To the contrary, as in other junk fax cases, notice beyond the individuals and entities on the opt-out list and four target lists can be performed by publication. See, e.g., Birchmeier, 302 F.R.D. at 255; CE Design v. Beaty Const., Inc., 2009 WL 192481, at *10 (N.D. Ill. Jan. 26, 2009). And all of the types of evidence described in Stealth Security, including the affidavits the Seventh Circuit found appropriate in Mullins, can be submitted to establish
Importantly, this process of identifying class members will "affect neither the defendant[s'] liability nor the total amount of" calculable, statutory "damages [they] owe[] to the class" if found liable. See Briseno v. ConAgra Foods, Inc., 844 F.3d 1121, 1132 (9th Cir. 2017); Mullins, 795 F.3d at 670 (in cases "where the total amount of damages can be determined in the aggregate," "the identity of particular class members does not implicate the defendant's due process interest" because "[t]he addition or subtraction of individual class members affects neither the defendant's liability nor the total amount of damages it owes to the class"). And if found liable, defendants will have an "opportunity to challenge each class member's claim to recovery during the damages phase." Id. at 671. Any unclaimed portion of the damages then can be distributed via cy pres "to a group that will use the money for the benefit of class members." Turza, 728 F.3d at 689; see also Hughes v. Kore of Indiana Enters., Inc., 731 F.3d 672, 677 (7th Cir. 2013) ("In a class action the reason for a remedy modeled on cy pres is to prevent the defendant from walking away from the litigation scot-free because of the infeasibility of distributing the proceeds," especially with statutory damages, which have an inherent "deterrent objective"). The Court therefore declines to find at this stage that proceeding by class action is unmanageable.

Dataset extract ▸
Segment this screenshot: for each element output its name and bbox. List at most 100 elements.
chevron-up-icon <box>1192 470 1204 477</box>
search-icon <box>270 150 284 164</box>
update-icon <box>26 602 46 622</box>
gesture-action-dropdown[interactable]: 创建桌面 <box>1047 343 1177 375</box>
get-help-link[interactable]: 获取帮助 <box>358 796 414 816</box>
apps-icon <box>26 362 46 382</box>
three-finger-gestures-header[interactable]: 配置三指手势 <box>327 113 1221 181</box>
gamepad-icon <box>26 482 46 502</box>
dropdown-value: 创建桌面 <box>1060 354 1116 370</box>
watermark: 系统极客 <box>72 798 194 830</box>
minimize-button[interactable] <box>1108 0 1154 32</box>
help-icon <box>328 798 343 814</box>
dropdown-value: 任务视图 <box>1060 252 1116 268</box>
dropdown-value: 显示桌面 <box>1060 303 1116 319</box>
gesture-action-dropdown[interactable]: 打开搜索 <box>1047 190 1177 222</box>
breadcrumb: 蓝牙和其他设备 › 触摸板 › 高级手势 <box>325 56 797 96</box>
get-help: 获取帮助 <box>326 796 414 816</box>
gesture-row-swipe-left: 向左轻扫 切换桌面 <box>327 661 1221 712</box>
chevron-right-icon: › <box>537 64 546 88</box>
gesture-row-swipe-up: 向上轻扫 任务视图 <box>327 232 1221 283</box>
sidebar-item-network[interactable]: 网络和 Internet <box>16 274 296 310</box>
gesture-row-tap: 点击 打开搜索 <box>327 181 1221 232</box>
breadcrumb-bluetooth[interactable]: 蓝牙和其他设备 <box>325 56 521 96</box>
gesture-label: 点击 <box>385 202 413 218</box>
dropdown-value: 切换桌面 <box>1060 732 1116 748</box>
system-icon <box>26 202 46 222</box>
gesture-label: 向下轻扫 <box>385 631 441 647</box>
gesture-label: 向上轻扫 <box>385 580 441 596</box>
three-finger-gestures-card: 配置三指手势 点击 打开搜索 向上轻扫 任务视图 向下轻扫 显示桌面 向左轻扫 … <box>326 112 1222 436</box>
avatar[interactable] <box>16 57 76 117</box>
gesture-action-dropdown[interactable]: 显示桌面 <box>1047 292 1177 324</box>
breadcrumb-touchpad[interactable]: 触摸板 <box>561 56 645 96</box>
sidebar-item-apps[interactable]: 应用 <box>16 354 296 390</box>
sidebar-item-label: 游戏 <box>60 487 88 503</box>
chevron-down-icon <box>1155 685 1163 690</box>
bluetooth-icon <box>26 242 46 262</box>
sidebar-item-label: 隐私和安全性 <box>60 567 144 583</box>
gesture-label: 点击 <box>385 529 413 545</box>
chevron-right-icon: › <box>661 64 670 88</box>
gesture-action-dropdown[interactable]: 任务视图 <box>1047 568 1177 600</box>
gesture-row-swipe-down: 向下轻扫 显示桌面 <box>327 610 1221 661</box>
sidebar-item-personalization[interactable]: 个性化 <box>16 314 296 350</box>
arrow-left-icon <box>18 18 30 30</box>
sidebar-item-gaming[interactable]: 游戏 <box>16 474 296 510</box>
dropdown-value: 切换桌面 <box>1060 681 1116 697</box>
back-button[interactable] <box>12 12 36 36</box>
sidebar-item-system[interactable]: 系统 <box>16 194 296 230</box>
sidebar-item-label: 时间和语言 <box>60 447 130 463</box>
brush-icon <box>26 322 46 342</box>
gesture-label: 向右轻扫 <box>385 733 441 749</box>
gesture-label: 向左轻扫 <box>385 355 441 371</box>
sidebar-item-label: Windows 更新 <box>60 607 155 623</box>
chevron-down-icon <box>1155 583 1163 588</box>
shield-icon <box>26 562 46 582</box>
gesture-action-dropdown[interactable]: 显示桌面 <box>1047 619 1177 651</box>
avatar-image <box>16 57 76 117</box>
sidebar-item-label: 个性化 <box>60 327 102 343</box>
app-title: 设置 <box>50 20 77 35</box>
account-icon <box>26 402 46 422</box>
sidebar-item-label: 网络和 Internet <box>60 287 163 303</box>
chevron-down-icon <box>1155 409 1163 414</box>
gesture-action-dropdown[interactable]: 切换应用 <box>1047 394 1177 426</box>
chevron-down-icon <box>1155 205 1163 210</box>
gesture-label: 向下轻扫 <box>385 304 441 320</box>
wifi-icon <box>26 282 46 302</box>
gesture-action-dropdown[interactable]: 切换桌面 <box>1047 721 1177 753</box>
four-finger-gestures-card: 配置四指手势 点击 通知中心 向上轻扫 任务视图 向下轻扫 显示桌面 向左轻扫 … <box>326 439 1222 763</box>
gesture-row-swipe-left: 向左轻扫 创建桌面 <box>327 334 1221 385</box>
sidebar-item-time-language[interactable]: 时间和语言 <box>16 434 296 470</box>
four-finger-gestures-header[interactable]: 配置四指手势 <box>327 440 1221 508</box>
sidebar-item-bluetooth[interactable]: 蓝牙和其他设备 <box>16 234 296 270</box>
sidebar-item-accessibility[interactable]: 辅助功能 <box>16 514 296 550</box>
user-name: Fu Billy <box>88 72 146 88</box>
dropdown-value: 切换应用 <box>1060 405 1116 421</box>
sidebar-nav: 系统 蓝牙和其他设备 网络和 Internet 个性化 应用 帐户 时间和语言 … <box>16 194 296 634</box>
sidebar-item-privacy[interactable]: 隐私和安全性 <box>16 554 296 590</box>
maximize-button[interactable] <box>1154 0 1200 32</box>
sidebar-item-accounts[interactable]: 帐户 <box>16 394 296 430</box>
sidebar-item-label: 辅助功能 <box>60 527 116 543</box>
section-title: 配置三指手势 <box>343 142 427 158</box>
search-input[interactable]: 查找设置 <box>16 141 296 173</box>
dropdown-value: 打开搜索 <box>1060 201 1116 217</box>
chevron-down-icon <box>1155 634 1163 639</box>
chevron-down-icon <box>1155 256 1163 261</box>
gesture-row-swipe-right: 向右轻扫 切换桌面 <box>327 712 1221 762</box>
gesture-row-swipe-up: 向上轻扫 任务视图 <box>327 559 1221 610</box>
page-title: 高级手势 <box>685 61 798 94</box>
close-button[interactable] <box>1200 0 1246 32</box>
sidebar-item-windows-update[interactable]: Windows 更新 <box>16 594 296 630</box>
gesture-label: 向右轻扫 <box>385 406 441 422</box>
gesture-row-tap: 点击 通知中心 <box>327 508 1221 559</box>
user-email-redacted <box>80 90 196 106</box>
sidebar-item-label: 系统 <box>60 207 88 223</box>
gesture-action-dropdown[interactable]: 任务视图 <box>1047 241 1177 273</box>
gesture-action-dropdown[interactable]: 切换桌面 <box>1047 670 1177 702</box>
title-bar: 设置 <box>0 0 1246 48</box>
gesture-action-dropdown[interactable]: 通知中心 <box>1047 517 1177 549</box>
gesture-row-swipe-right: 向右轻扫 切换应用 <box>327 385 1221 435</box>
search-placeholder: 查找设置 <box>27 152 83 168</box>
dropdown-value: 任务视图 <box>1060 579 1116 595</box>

Problems ▸
1. In the rows, starting from the first row and running through the line with "gamepad-icon <box>26 482 46 502</box>", swap "screenshot" for "screen capture", and write those lines out again with nothing else changed.
2. Continue the passage on class action manageability from the point where it stops.
The legal passage and the rows are separate, unrelated material.

The replies ▸
1.
Segment this screen capture: for each element output its name and bbox. List at most 100 elements.
chevron-up-icon <box>1192 470 1204 477</box>
search-icon <box>270 150 284 164</box>
update-icon <box>26 602 46 622</box>
gesture-action-dropdown[interactable]: 创建桌面 <box>1047 343 1177 375</box>
get-help-link[interactable]: 获取帮助 <box>358 796 414 816</box>
apps-icon <box>26 362 46 382</box>
three-finger-gestures-header[interactable]: 配置三指手势 <box>327 113 1221 181</box>
gamepad-icon <box>26 482 46 502</box>

2.
As numerous courts have observed, a contrary holding denying class certification based on the absence of records would create perverse incentives. If the absence of defendants' records could defeat class certification, defendants would be motivated to destroy their own records to avoid liability. See, e.g., Mullins, 795 F.3d at 668 (declining to "effectively immunize[] defendants from liability because they chose not to retain records of the relevant transactions") (collecting cases); Appleton Elec. Co. v. Advance-United Expressways, 494 F.2d 126, 135, 139 (7th Cir. 1974) ("[c]lass actions cannot be defeated by destroying records," and defendants "cannot avoid a class suit merely because their own actions have made the class more difficult to identify"); Beaty Constr., 2009 WL 192481, at *1, *3 (applying Appleton to support certifying a TCPA class where the fax target list had been lost or destroyed because a defendant cannot "escape liability simply by destroying the lists of its victims"); Sadowski v. Med 1 Online, LLC, 2008 WL 2224892, at *3 (N.D. Ill. May 27, 2008) (certifying TCPA class in the absence of fax transmission logs and holding that "it would be unfair to hold otherwise given that the missing list of recipients was last in Defendant's possession"); Salam, 2016 WL 8905321, at *2 ("denying class certification because Defendant is unable to provide list of potential class members would encourage defendants not to keep records, shielding themselves from liability").
This is also why it would be inappropriate to certify the class only with respect to advertisements for which defendants produced fax target lists on the basis of manageability, as defendants request in the alternative. Judge Kennelly in Birchmeier, a TCPA unsolicited call case, rejected a similar argument "that the contours of the class should be defined by defendants' own recordkeeping." 302 F.R.D. at 250. He explained:
Id. Like Judge Kennelly in Birchmeier, this Court finds that defendants cannot rely on class member identification problems resulting from their own failure to keep records to define the contours of the class.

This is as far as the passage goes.